• _YOUR TASK_: Where a line of the listing below includes the word "olan", reproduce that line.

• _GIVEN INFORMATION_:
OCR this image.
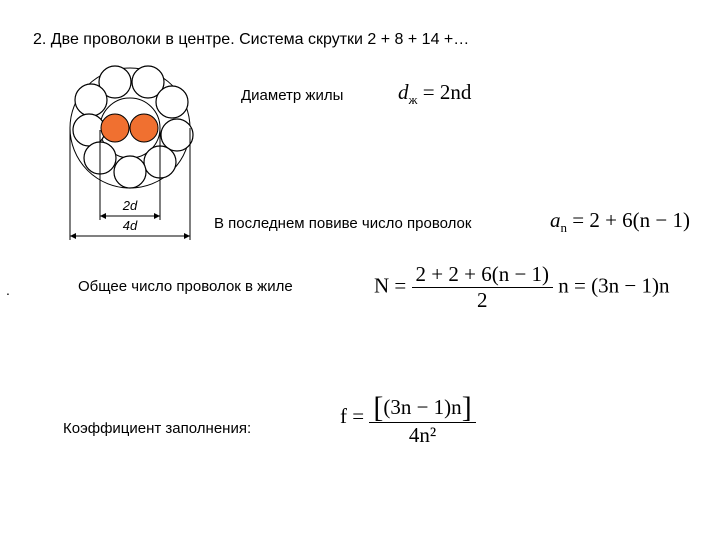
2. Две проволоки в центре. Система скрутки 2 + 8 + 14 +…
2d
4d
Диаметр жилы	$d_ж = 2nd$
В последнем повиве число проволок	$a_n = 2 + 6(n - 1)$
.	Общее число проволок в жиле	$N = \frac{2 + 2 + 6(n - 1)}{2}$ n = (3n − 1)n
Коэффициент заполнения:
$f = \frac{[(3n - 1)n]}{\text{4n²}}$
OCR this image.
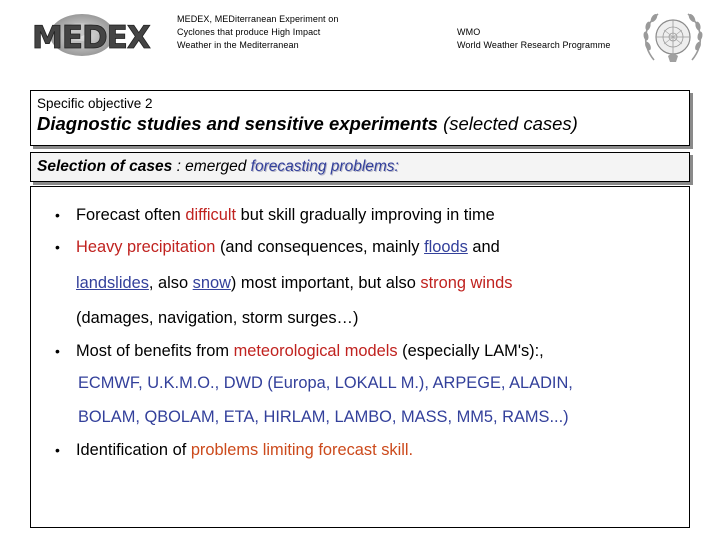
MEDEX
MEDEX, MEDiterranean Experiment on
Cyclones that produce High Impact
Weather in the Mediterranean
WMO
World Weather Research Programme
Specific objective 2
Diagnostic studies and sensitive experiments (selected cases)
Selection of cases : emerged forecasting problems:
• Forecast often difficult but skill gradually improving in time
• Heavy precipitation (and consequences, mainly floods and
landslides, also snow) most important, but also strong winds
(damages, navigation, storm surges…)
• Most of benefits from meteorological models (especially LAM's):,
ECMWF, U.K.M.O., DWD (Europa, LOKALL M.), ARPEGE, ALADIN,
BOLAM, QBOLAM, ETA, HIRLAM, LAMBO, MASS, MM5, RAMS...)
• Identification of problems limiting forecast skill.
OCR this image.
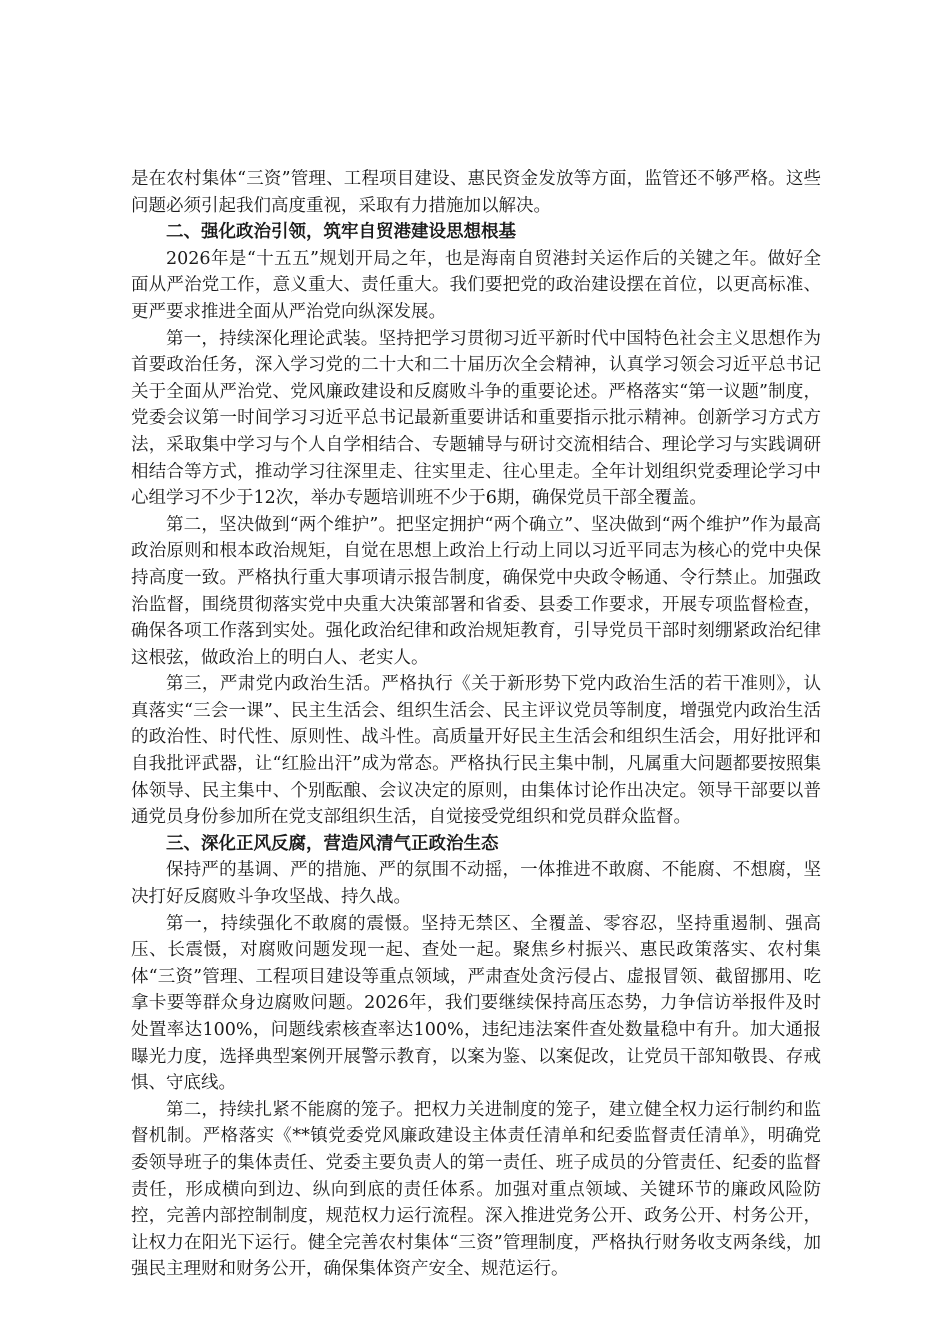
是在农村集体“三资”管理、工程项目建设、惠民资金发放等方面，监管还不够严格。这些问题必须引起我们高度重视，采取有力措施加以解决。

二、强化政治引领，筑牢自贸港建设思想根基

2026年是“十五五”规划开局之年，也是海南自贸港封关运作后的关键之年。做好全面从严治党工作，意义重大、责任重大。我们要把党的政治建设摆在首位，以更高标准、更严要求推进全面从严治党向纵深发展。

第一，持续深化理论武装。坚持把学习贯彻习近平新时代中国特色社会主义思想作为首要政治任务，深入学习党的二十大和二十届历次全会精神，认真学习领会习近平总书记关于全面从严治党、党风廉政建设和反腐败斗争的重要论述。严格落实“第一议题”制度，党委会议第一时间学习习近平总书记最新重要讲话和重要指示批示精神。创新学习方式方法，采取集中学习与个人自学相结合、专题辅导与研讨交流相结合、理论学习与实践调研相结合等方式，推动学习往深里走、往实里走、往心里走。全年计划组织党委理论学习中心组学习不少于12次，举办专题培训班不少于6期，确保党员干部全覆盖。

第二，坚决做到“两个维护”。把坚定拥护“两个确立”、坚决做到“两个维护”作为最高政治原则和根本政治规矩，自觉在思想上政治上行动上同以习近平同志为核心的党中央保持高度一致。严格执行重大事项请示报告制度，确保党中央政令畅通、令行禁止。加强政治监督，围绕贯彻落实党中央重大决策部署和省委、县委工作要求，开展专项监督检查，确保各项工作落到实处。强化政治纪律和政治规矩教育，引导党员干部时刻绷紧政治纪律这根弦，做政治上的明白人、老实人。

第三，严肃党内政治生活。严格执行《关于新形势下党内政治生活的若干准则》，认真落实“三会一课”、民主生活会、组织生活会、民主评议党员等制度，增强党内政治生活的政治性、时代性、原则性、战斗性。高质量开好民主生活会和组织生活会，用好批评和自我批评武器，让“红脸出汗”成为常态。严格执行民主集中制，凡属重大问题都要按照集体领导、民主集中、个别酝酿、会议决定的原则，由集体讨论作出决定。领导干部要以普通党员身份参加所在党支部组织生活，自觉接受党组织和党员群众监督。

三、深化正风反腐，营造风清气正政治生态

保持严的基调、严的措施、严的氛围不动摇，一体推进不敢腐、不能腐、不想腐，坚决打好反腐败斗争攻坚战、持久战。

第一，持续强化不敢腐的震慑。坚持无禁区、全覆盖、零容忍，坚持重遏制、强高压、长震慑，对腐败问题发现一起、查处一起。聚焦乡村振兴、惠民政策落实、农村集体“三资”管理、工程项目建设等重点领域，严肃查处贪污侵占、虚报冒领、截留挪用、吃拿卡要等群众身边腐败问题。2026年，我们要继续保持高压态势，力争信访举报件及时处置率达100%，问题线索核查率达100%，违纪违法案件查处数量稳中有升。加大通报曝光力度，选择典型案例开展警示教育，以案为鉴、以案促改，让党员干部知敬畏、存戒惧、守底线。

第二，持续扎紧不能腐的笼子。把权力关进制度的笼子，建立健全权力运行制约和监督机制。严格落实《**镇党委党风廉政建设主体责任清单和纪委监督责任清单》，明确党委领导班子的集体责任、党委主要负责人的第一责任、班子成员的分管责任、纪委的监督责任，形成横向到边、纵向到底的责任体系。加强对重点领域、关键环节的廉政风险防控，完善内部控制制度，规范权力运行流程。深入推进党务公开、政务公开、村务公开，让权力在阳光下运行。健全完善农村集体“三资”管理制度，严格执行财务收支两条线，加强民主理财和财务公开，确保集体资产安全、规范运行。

* * *

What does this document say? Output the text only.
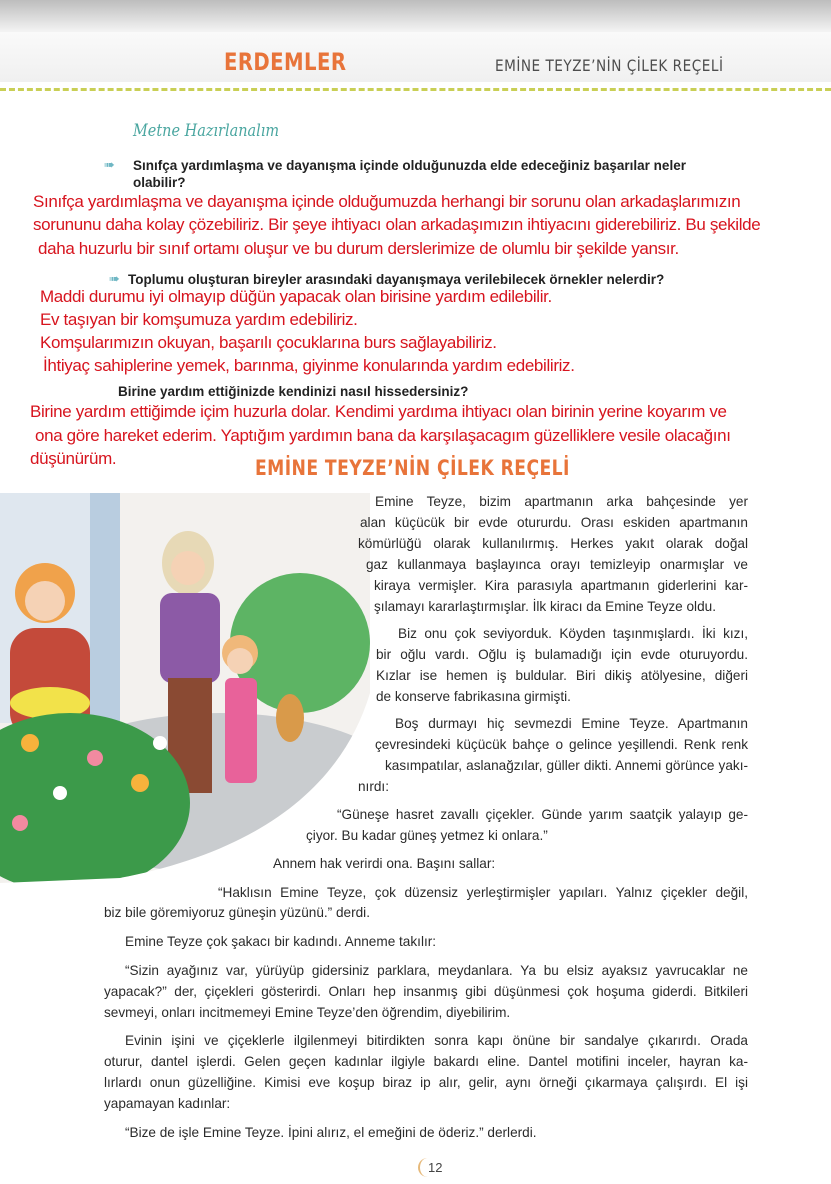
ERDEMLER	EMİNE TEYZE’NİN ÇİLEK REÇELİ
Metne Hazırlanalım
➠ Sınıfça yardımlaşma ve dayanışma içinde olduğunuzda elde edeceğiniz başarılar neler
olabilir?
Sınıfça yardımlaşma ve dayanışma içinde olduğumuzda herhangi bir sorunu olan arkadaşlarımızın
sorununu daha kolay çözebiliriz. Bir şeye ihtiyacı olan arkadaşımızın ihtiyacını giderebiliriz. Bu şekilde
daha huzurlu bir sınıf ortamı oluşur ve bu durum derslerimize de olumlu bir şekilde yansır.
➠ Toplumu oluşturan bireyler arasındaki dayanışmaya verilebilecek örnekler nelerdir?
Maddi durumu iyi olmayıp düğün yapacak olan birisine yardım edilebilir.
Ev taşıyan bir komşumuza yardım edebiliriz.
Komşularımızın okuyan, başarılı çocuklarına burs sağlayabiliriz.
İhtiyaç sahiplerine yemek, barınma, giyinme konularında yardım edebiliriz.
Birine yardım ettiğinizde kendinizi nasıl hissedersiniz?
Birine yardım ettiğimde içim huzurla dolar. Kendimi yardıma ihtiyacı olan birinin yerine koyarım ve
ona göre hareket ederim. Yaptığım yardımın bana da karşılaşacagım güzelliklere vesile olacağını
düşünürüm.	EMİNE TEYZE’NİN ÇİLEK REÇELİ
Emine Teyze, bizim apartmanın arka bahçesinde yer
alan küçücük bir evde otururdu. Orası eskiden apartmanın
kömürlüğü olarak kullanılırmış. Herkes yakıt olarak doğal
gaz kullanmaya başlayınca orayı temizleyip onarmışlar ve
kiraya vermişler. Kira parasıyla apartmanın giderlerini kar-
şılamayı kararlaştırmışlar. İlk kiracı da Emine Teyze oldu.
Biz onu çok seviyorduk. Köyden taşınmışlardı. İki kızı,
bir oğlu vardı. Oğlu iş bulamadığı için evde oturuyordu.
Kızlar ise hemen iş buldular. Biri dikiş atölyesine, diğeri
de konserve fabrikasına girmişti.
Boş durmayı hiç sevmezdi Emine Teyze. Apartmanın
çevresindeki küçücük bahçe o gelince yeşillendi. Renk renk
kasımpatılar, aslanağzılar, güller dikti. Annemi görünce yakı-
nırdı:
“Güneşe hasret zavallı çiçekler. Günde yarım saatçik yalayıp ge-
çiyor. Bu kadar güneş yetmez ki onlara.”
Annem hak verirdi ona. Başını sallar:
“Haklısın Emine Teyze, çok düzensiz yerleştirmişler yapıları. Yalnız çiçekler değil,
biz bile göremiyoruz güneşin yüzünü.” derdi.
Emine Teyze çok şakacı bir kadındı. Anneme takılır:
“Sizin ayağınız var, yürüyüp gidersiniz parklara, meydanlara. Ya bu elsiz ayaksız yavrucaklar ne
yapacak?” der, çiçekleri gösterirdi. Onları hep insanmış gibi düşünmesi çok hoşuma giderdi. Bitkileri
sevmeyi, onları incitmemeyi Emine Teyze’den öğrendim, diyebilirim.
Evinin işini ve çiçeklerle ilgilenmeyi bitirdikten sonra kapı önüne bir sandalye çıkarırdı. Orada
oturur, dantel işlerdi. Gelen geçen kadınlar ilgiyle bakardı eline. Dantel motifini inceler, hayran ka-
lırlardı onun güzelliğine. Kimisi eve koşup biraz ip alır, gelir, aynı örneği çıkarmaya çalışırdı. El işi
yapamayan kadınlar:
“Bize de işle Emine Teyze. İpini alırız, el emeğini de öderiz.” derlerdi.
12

• _TASK ANSWER_:
Sınıfça yardımlaşma ve dayanışma içinde olduğumuzda herhangi bir sorunu olan arkadaşlarımızın
sorununu daha kolay çözebiliriz. Bir şeye ihtiyacı olan arkadaşımızın ihtiyacını giderebiliriz. Bu şekilde
Maddi durumu iyi olmayıp düğün yapacak olan birisine yardım edilebilir.
Birine yardım ettiğimde içim huzurla dolar. Kendimi yardıma ihtiyacı olan birinin yerine koyarım ve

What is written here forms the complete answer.